───── Exercise data ─────

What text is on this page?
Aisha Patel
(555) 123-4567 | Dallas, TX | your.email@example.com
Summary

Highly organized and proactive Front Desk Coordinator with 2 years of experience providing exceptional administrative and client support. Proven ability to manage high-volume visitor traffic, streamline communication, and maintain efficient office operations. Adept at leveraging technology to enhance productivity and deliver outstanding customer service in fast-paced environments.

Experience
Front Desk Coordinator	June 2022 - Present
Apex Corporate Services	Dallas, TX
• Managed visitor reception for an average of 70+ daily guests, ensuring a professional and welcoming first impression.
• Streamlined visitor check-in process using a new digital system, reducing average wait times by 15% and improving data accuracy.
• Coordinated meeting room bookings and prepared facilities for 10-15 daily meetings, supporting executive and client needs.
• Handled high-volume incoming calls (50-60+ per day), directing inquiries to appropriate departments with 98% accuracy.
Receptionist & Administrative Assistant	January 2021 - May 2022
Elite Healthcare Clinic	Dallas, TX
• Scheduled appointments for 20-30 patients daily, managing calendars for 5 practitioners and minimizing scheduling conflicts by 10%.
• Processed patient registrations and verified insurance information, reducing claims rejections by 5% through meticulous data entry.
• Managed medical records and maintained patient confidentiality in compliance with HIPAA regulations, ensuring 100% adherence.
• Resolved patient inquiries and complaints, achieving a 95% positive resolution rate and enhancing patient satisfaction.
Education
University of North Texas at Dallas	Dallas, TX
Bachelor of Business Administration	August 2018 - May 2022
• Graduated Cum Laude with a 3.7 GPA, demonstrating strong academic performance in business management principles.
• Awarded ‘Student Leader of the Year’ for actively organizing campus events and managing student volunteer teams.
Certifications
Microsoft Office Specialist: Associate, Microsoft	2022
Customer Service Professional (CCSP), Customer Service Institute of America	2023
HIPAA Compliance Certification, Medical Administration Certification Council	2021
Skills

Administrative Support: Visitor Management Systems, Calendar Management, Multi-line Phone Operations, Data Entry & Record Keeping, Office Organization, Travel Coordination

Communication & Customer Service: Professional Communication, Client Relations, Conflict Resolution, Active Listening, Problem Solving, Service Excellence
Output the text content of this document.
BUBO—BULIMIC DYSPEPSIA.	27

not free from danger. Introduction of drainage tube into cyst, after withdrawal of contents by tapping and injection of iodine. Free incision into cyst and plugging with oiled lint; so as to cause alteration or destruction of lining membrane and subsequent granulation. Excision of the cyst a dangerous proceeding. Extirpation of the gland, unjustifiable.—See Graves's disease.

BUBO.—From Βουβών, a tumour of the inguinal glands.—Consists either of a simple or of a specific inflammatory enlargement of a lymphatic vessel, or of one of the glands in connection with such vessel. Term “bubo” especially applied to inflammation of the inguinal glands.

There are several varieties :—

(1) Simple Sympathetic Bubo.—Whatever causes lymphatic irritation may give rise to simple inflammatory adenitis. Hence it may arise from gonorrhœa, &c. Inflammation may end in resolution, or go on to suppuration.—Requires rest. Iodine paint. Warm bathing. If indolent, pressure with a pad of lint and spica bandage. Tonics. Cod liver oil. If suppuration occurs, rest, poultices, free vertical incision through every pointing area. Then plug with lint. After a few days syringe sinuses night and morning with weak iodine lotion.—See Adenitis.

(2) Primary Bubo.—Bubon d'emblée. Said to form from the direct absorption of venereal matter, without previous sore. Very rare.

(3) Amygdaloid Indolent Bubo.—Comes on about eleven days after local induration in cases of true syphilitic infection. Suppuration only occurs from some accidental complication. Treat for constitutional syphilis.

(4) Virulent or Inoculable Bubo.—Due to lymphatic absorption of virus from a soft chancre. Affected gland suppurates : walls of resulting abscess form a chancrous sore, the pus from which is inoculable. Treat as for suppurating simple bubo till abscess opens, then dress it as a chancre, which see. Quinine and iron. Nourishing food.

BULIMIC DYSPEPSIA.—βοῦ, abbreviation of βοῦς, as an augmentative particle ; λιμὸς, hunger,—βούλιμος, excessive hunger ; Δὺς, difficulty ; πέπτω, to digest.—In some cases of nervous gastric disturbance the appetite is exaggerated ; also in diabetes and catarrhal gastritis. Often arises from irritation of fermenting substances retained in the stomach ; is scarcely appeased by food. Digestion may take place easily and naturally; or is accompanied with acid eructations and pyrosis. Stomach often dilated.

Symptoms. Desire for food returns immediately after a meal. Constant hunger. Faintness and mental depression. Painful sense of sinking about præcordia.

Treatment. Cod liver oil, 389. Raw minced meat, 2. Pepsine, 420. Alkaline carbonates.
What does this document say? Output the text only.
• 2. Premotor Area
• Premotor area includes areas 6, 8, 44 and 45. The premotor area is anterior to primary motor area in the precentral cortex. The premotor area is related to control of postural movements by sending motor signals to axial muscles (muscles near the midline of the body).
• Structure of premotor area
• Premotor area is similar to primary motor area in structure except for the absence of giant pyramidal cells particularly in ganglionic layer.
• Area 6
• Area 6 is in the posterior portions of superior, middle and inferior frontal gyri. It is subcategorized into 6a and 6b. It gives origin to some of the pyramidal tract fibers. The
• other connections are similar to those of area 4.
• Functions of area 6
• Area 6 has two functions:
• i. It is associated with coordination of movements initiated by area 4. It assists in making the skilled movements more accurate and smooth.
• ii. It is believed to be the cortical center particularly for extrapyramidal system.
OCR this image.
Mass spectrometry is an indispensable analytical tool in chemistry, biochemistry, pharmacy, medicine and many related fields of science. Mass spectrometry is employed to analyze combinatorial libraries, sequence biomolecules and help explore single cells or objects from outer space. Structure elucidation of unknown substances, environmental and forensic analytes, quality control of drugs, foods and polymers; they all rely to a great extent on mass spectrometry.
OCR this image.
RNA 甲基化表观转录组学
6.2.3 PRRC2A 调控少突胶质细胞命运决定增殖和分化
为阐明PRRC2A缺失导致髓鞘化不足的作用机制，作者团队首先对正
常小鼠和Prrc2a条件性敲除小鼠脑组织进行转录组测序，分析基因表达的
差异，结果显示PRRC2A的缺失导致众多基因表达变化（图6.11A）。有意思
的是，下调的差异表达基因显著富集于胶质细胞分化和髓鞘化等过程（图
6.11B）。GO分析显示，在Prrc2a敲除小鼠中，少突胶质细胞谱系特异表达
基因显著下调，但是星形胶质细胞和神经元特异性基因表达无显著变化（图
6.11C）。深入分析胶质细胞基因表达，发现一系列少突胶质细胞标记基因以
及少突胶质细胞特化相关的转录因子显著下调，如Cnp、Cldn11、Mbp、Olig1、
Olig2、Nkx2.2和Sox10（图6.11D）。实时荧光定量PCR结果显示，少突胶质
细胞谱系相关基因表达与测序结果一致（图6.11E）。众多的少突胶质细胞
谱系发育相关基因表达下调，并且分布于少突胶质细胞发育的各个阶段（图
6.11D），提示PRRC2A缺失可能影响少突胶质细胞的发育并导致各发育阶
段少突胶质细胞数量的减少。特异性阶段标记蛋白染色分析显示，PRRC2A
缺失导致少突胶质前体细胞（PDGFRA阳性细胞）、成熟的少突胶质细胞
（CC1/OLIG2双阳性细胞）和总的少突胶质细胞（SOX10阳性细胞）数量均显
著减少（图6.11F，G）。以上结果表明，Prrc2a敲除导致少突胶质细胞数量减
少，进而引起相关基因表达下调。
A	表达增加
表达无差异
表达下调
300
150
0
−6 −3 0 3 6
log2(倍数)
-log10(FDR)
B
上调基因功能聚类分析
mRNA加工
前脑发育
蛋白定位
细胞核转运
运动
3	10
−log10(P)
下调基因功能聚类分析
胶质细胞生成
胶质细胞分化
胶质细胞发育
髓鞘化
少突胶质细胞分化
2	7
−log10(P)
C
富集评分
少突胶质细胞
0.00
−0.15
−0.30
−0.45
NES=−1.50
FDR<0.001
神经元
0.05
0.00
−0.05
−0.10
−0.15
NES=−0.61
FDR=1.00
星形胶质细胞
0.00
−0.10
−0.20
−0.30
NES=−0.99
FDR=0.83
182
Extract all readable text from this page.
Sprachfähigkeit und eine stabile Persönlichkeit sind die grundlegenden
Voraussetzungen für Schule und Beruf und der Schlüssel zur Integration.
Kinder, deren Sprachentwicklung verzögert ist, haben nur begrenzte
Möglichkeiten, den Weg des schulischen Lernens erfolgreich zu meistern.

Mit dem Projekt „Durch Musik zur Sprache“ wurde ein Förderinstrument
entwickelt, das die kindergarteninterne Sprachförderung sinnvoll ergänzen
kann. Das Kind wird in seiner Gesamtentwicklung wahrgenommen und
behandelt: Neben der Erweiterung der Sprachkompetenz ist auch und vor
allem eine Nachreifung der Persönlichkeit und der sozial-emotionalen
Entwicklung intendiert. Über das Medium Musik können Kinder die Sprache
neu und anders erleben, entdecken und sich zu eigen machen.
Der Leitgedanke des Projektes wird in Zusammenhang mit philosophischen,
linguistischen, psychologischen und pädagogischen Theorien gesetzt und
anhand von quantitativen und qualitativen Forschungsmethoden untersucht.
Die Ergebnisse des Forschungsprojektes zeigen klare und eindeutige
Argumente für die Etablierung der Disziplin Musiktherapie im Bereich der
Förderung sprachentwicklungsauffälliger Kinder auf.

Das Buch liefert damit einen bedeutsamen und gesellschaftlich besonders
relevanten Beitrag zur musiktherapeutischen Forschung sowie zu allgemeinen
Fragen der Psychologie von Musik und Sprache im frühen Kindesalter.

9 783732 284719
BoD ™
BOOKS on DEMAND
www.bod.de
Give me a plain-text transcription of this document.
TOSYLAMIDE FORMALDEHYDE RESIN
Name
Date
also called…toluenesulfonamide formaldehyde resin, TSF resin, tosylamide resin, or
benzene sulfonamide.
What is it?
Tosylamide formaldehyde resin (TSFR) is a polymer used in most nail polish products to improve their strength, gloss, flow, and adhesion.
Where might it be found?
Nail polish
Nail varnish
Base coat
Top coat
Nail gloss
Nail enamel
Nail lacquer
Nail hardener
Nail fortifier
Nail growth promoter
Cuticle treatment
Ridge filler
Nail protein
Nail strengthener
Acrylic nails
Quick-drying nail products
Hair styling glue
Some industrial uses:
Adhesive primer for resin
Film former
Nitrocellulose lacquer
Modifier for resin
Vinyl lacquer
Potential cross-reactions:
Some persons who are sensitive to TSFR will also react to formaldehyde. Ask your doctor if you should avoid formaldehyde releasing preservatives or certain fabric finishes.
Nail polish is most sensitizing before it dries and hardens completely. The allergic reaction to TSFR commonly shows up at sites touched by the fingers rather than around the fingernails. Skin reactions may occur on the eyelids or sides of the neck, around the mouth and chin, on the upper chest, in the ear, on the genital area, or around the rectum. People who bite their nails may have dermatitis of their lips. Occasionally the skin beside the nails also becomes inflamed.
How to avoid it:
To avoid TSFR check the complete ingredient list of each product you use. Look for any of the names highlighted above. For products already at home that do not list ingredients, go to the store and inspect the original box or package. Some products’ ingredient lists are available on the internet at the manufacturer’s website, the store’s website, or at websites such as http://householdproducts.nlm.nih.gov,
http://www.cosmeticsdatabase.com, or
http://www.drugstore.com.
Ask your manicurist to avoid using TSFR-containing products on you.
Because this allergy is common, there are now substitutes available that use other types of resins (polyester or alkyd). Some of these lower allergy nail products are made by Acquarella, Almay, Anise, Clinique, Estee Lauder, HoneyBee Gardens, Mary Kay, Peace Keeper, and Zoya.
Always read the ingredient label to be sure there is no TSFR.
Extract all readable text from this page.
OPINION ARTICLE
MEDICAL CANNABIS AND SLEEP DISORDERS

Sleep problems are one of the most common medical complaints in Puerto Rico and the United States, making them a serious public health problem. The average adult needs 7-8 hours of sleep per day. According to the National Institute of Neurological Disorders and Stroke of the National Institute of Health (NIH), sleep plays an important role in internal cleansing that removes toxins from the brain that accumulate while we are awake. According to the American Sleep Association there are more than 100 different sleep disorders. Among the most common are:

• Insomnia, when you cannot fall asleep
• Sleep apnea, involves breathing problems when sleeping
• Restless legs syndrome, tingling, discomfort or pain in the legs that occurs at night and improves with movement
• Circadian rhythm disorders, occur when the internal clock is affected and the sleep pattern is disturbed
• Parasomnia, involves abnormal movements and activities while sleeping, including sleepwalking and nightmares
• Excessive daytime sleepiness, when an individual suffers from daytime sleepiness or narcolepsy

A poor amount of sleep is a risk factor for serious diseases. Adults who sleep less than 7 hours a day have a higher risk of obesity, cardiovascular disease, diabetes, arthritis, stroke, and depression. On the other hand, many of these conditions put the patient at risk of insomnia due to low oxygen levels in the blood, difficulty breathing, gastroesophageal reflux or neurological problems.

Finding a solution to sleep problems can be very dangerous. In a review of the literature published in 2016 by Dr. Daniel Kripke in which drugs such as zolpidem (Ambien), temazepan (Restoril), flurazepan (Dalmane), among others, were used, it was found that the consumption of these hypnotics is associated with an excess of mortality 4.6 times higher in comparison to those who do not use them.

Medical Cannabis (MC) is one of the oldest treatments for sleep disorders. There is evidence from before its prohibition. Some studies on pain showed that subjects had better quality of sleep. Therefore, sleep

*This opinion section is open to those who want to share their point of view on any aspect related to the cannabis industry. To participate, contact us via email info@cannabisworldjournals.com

─────

Directions: Search the entries for the word "Desk" and report how many lines contain it, as a bare number.

Answer space: 2